- **Dataset rows about figures**
● ● ● ●

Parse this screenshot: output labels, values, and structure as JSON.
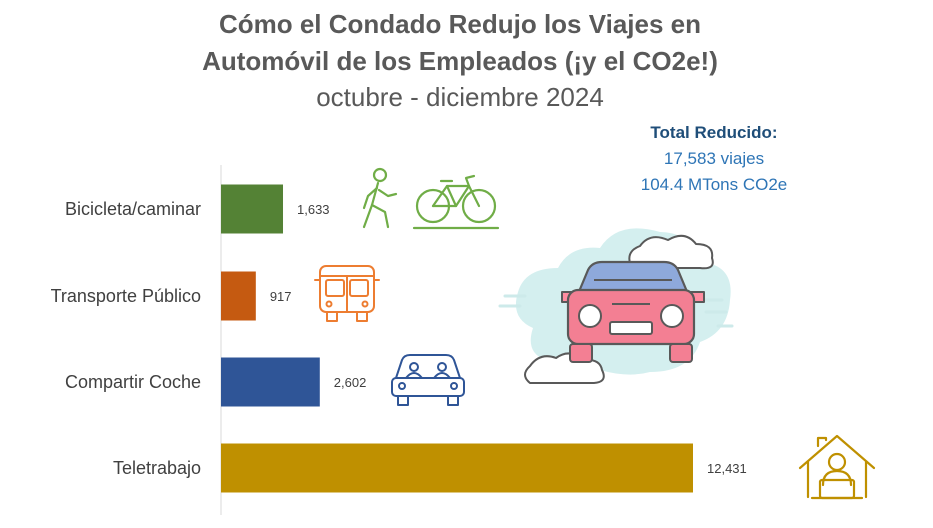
{
  "title": {
    "line1": "Cómo el Condado Redujo los Viajes en",
    "line2": "Automóvil de los Empleados (¡y el CO2e!)",
    "subtitle": "octubre - diciembre 2024"
  },
  "totals": {
    "heading": "Total Reducido:",
    "trips": "17,583 viajes",
    "co2": "104.4 MTons CO2e"
  },
  "chart_data": {
    "type": "bar",
    "orientation": "horizontal",
    "categories": [
      "Bicicleta/caminar",
      "Transporte Público",
      "Compartir Coche",
      "Teletrabajo"
    ],
    "values": [
      1633,
      917,
      2602,
      12431
    ],
    "value_labels": [
      "1,633",
      "917",
      "2,602",
      "12,431"
    ],
    "colors": [
      "#548235",
      "#C55A11",
      "#2F5597",
      "#BF9000"
    ],
    "xlim": [
      0,
      12431
    ],
    "grid": false,
    "legend": "none"
  },
  "icons": [
    "walker-icon",
    "bicycle-icon",
    "bus-icon",
    "carpool-icon",
    "car-cloud-icon",
    "home-office-icon"
  ]
}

● ● ● ●

- **STATED PROBLEM**
Without including any pictures, please restate all the records exactly.

- **REPLY TO THE TASK**
Parse this screenshot: output labels, values, and structure as JSON.
{
  "title": {
    "line1": "Cómo el Condado Redujo los Viajes en",
    "line2": "Automóvil de los Empleados (¡y el CO2e!)",
    "subtitle": "octubre - diciembre 2024"
  },
  "totals": {
    "heading": "Total Reducido:",
    "trips": "17,583 viajes",
    "co2": "104.4 MTons CO2e"
  },
  "chart_data": {
    "type": "bar",
    "orientation": "horizontal",
    "categories": [
      "Bicicleta/caminar",
      "Transporte Público",
      "Compartir Coche",
      "Teletrabajo"
    ],
    "values": [
      1633,
      917,
      2602,
      12431
    ],
    "value_labels": [
      "1,633",
      "917",
      "2,602",
      "12,431"
    ],
    "colors": [
      "#548235",
      "#C55A11",
      "#2F5597",
      "#BF9000"
    ],
    "xlim": [
      0,
      12431
    ],
    "grid": false,
    "legend": "none"
  },
  "icons": [
    "walker-icon",
    "bicycle-icon",
    "bus-icon",
    "carpool-icon",
    "car-cloud-icon",
    "home-office-icon"
  ]
}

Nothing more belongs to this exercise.